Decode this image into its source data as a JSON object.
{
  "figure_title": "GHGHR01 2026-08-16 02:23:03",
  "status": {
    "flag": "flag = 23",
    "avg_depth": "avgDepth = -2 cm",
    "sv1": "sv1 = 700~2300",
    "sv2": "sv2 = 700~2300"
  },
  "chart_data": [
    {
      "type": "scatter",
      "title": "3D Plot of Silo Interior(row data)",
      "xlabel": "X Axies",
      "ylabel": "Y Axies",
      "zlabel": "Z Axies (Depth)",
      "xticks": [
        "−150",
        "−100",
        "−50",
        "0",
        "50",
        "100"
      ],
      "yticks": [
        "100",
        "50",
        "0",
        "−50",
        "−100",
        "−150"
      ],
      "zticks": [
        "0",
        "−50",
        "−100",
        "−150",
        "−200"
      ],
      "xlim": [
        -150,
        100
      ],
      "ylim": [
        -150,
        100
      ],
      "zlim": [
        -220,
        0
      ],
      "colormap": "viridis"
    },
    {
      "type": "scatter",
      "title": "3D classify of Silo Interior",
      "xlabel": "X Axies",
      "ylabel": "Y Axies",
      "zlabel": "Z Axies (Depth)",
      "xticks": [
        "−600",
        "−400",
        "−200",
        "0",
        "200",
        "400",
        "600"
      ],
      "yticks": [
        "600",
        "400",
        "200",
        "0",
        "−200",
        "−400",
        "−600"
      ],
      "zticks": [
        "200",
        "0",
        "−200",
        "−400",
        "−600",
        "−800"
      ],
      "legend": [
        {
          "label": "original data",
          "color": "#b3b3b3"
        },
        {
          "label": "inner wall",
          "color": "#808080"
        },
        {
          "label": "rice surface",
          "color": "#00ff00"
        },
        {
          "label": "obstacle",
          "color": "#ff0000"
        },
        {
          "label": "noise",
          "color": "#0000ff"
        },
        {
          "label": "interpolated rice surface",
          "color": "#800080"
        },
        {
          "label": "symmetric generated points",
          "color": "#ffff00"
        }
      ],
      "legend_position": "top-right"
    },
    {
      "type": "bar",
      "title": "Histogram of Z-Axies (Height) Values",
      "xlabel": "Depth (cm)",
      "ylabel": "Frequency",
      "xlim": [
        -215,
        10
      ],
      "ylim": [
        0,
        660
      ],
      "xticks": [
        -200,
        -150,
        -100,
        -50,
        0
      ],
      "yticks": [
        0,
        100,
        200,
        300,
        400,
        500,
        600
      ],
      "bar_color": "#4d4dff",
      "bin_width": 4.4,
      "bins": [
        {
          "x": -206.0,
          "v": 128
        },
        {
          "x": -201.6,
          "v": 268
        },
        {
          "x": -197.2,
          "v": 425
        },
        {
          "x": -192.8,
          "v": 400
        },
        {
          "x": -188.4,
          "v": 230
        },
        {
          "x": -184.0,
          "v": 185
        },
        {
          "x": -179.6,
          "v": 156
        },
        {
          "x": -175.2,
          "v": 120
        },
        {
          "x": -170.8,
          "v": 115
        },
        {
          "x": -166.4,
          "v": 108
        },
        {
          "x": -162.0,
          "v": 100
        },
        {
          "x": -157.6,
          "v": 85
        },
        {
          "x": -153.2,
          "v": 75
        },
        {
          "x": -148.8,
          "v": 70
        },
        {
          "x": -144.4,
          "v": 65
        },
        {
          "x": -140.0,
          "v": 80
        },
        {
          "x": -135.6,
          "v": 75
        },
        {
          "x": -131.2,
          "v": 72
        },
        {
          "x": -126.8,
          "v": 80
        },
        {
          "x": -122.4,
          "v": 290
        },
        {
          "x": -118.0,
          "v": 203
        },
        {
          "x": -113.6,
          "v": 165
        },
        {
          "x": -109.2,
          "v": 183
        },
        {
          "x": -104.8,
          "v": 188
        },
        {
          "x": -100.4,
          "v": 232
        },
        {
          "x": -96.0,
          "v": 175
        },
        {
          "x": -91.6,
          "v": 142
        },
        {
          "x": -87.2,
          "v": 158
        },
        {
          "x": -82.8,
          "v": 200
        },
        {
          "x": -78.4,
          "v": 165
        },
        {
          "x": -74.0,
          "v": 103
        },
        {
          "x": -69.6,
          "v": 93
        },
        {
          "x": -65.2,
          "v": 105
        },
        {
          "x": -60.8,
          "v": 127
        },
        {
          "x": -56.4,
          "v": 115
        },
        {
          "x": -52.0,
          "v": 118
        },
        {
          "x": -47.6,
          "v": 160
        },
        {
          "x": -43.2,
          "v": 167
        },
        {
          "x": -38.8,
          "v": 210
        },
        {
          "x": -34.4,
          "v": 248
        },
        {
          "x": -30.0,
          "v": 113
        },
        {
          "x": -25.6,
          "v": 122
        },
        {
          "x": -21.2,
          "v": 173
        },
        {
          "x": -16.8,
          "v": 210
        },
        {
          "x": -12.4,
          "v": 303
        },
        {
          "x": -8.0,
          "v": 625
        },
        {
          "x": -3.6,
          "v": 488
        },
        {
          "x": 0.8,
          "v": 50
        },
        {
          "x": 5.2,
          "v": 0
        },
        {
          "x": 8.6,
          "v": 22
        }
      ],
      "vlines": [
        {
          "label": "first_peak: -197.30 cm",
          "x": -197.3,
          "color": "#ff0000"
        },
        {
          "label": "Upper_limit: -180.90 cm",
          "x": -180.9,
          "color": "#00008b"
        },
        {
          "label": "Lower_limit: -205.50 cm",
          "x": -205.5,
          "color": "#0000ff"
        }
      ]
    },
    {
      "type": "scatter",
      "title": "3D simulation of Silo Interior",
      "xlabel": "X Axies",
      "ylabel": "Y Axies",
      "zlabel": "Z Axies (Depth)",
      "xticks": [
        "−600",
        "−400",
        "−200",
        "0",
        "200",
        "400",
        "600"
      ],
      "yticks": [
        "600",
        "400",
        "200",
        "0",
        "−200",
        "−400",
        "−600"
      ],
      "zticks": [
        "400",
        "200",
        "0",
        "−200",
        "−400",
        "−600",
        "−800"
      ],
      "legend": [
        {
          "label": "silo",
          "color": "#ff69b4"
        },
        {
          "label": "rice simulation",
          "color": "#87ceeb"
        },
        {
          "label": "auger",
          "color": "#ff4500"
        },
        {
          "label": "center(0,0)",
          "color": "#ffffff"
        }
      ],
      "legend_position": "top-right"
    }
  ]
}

**WORK REQUIRED**
Retype the listing. Match it exactly.

**CORRECT RESPONSE**
Decode this image into its source data as a JSON object.
{
  "figure_title": "GHGHR01 2026-08-16 02:23:03",
  "status": {
    "flag": "flag = 23",
    "avg_depth": "avgDepth = -2 cm",
    "sv1": "sv1 = 700~2300",
    "sv2": "sv2 = 700~2300"
  },
  "chart_data": [
    {
      "type": "scatter",
      "title": "3D Plot of Silo Interior(row data)",
      "xlabel": "X Axies",
      "ylabel": "Y Axies",
      "zlabel": "Z Axies (Depth)",
      "xticks": [
        "−150",
        "−100",
        "−50",
        "0",
        "50",
        "100"
      ],
      "yticks": [
        "100",
        "50",
        "0",
        "−50",
        "−100",
        "−150"
      ],
      "zticks": [
        "0",
        "−50",
        "−100",
        "−150",
        "−200"
      ],
      "xlim": [
        -150,
        100
      ],
      "ylim": [
        -150,
        100
      ],
      "zlim": [
        -220,
        0
      ],
      "colormap": "viridis"
    },
    {
      "type": "scatter",
      "title": "3D classify of Silo Interior",
      "xlabel": "X Axies",
      "ylabel": "Y Axies",
      "zlabel": "Z Axies (Depth)",
      "xticks": [
        "−600",
        "−400",
        "−200",
        "0",
        "200",
        "400",
        "600"
      ],
      "yticks": [
        "600",
        "400",
        "200",
        "0",
        "−200",
        "−400",
        "−600"
      ],
      "zticks": [
        "200",
        "0",
        "−200",
        "−400",
        "−600",
        "−800"
      ],
      "legend": [
        {
          "label": "original data",
          "color": "#b3b3b3"
        },
        {
          "label": "inner wall",
          "color": "#808080"
        },
        {
          "label": "rice surface",
          "color": "#00ff00"
        },
        {
          "label": "obstacle",
          "color": "#ff0000"
        },
        {
          "label": "noise",
          "color": "#0000ff"
        },
        {
          "label": "interpolated rice surface",
          "color": "#800080"
        },
        {
          "label": "symmetric generated points",
          "color": "#ffff00"
        }
      ],
      "legend_position": "top-right"
    },
    {
      "type": "bar",
      "title": "Histogram of Z-Axies (Height) Values",
      "xlabel": "Depth (cm)",
      "ylabel": "Frequency",
      "xlim": [
        -215,
        10
      ],
      "ylim": [
        0,
        660
      ],
      "xticks": [
        -200,
        -150,
        -100,
        -50,
        0
      ],
      "yticks": [
        0,
        100,
        200,
        300,
        400,
        500,
        600
      ],
      "bar_color": "#4d4dff",
      "bin_width": 4.4,
      "bins": [
        {
          "x": -206.0,
          "v": 128
        },
        {
          "x": -201.6,
          "v": 268
        },
        {
          "x": -197.2,
          "v": 425
        },
        {
          "x": -192.8,
          "v": 400
        },
        {
          "x": -188.4,
          "v": 230
        },
        {
          "x": -184.0,
          "v": 185
        },
        {
          "x": -179.6,
          "v": 156
        },
        {
          "x": -175.2,
          "v": 120
        },
        {
          "x": -170.8,
          "v": 115
        },
        {
          "x": -166.4,
          "v": 108
        },
        {
          "x": -162.0,
          "v": 100
        },
        {
          "x": -157.6,
          "v": 85
        },
        {
          "x": -153.2,
          "v": 75
        },
        {
          "x": -148.8,
          "v": 70
        },
        {
          "x": -144.4,
          "v": 65
        },
        {
          "x": -140.0,
          "v": 80
        },
        {
          "x": -135.6,
          "v": 75
        },
        {
          "x": -131.2,
          "v": 72
        },
        {
          "x": -126.8,
          "v": 80
        },
        {
          "x": -122.4,
          "v": 290
        },
        {
          "x": -118.0,
          "v": 203
        },
        {
          "x": -113.6,
          "v": 165
        },
        {
          "x": -109.2,
          "v": 183
        },
        {
          "x": -104.8,
          "v": 188
        },
        {
          "x": -100.4,
          "v": 232
        },
        {
          "x": -96.0,
          "v": 175
        },
        {
          "x": -91.6,
          "v": 142
        },
        {
          "x": -87.2,
          "v": 158
        },
        {
          "x": -82.8,
          "v": 200
        },
        {
          "x": -78.4,
          "v": 165
        },
        {
          "x": -74.0,
          "v": 103
        },
        {
          "x": -69.6,
          "v": 93
        },
        {
          "x": -65.2,
          "v": 105
        },
        {
          "x": -60.8,
          "v": 127
        },
        {
          "x": -56.4,
          "v": 115
        },
        {
          "x": -52.0,
          "v": 118
        },
        {
          "x": -47.6,
          "v": 160
        },
        {
          "x": -43.2,
          "v": 167
        },
        {
          "x": -38.8,
          "v": 210
        },
        {
          "x": -34.4,
          "v": 248
        },
        {
          "x": -30.0,
          "v": 113
        },
        {
          "x": -25.6,
          "v": 122
        },
        {
          "x": -21.2,
          "v": 173
        },
        {
          "x": -16.8,
          "v": 210
        },
        {
          "x": -12.4,
          "v": 303
        },
        {
          "x": -8.0,
          "v": 625
        },
        {
          "x": -3.6,
          "v": 488
        },
        {
          "x": 0.8,
          "v": 50
        },
        {
          "x": 5.2,
          "v": 0
        },
        {
          "x": 8.6,
          "v": 22
        }
      ],
      "vlines": [
        {
          "label": "first_peak: -197.30 cm",
          "x": -197.3,
          "color": "#ff0000"
        },
        {
          "label": "Upper_limit: -180.90 cm",
          "x": -180.9,
          "color": "#00008b"
        },
        {
          "label": "Lower_limit: -205.50 cm",
          "x": -205.5,
          "color": "#0000ff"
        }
      ]
    },
    {
      "type": "scatter",
      "title": "3D simulation of Silo Interior",
      "xlabel": "X Axies",
      "ylabel": "Y Axies",
      "zlabel": "Z Axies (Depth)",
      "xticks": [
        "−600",
        "−400",
        "−200",
        "0",
        "200",
        "400",
        "600"
      ],
      "yticks": [
        "600",
        "400",
        "200",
        "0",
        "−200",
        "−400",
        "−600"
      ],
      "zticks": [
        "400",
        "200",
        "0",
        "−200",
        "−400",
        "−600",
        "−800"
      ],
      "legend": [
        {
          "label": "silo",
          "color": "#ff69b4"
        },
        {
          "label": "rice simulation",
          "color": "#87ceeb"
        },
        {
          "label": "auger",
          "color": "#ff4500"
        },
        {
          "label": "center(0,0)",
          "color": "#ffffff"
        }
      ],
      "legend_position": "top-right"
    }
  ]
}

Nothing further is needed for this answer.